Monday, January 25, 2010

The issue Democrats MUST own

http://www.fivethirtyeight.com/2010/01/health-care-polls-opinion-gap-or.html

This partisan article and analysis by Nate Silver of a non-partisan Kaiser Family Foundation article makes it clear that while the "Health Care Reform Bill" isn't popular, just about every aspect of health care reform included in the bill is very popular. However, by and large the components of the bill are poorly understood. This implies the problem with health care reform isn't the popularity of all of the concepts: It's the sale!

I guess anyone who has bought a car knows that some people can sell cancer while others can't sell immortality. There's a substantial difference between sales and product, and once the sale is finished there's nothing but results to effect the opinion. While the Democrats have completely lost control of the issue from a sales point of view, they still control a set of reforms that are incredibly popular. It's essential that they get through these reforms, after which point people aren't going to be affected by the lies perpetrated by the opposition, and lies by and large are what they have. Instead the Democrats will own a solution that means no one in America will ever need to worry that they or their family will ever be denied insurance again.

#### WHAT TO DO:
Which people, organizations, political parties, and countries are named in the blog post?

[Saved data entries]
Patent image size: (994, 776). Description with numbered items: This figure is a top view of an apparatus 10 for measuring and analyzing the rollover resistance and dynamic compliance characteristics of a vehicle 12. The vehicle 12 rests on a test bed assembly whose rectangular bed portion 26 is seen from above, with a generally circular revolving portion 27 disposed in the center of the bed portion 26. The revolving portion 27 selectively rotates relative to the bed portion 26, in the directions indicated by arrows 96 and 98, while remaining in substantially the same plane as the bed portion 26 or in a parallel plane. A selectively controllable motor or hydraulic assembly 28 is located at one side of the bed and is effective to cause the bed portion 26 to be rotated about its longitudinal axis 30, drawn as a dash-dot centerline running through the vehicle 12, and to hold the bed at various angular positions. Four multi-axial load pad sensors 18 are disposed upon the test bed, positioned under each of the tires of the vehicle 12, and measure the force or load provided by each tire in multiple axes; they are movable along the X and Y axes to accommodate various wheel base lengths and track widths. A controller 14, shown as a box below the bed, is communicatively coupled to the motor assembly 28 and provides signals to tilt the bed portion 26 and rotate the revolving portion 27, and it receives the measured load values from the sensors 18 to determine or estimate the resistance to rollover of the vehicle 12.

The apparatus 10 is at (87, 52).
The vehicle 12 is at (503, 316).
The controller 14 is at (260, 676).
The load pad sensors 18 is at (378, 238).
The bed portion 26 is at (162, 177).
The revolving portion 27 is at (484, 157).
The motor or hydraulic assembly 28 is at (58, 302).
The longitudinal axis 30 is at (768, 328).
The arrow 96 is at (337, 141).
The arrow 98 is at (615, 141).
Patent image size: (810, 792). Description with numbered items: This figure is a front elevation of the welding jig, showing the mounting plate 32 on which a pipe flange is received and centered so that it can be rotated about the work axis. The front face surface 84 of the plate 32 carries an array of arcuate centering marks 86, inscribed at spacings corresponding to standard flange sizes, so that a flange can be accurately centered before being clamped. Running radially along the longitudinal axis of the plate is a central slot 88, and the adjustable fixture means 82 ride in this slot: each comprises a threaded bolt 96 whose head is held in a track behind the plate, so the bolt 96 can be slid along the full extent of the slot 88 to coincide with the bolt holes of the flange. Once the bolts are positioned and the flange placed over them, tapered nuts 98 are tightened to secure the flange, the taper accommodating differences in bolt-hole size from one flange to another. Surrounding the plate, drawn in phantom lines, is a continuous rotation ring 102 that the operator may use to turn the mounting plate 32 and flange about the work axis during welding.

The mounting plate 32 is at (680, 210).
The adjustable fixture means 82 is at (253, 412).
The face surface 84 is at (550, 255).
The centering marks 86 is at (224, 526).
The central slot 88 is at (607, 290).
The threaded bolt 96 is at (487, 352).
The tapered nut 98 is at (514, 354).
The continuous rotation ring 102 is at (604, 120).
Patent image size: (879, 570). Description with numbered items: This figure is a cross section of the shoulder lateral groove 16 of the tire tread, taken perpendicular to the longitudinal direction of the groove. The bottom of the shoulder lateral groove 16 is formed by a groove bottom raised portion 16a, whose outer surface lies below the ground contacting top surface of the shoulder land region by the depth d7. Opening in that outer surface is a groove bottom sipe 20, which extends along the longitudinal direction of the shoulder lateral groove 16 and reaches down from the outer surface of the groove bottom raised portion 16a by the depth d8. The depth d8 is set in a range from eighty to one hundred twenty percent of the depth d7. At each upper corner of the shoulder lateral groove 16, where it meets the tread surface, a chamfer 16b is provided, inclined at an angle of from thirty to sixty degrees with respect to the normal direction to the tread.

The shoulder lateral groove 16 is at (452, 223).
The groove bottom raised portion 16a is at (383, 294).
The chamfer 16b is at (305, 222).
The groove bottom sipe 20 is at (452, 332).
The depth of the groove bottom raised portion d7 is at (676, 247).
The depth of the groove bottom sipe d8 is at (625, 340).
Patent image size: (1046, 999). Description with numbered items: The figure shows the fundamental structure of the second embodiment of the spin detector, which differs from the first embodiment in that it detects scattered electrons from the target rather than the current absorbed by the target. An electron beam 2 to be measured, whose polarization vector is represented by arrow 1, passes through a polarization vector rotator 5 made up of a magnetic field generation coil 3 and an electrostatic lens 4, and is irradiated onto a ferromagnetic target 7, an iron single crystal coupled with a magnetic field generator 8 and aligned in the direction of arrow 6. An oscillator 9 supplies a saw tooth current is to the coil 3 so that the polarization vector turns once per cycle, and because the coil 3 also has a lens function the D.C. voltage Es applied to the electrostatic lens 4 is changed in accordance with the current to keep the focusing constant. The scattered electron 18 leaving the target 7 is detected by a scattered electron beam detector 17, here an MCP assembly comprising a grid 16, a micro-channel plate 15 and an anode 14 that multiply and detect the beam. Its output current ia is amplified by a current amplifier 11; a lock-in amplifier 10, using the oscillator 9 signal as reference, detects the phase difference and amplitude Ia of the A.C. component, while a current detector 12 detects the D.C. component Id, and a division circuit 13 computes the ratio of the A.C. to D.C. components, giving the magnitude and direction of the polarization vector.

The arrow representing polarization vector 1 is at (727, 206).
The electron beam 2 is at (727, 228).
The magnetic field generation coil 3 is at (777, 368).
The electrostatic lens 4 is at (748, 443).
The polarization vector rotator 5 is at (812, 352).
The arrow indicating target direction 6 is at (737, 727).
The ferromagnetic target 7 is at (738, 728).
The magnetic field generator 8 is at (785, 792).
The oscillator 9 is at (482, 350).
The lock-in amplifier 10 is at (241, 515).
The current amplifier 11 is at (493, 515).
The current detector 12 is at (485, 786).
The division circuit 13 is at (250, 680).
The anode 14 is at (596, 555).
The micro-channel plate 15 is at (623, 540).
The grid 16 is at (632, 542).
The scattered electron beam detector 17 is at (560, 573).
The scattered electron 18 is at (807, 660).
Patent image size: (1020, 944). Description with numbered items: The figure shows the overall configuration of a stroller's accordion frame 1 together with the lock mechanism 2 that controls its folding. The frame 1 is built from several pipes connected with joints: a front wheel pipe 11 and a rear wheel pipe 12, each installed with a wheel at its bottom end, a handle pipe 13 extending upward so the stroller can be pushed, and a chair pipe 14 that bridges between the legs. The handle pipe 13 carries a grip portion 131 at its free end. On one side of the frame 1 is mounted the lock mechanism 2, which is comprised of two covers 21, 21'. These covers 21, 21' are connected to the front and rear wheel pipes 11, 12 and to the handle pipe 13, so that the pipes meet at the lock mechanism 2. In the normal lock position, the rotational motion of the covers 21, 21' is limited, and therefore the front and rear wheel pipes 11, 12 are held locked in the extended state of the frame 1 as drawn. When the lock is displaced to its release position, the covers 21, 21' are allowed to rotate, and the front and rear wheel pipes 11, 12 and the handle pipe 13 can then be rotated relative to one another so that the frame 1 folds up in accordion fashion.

#### YOUR RESPONSE:
- Nate Silver
- Kaiser Family Foundation
- Democrats
- America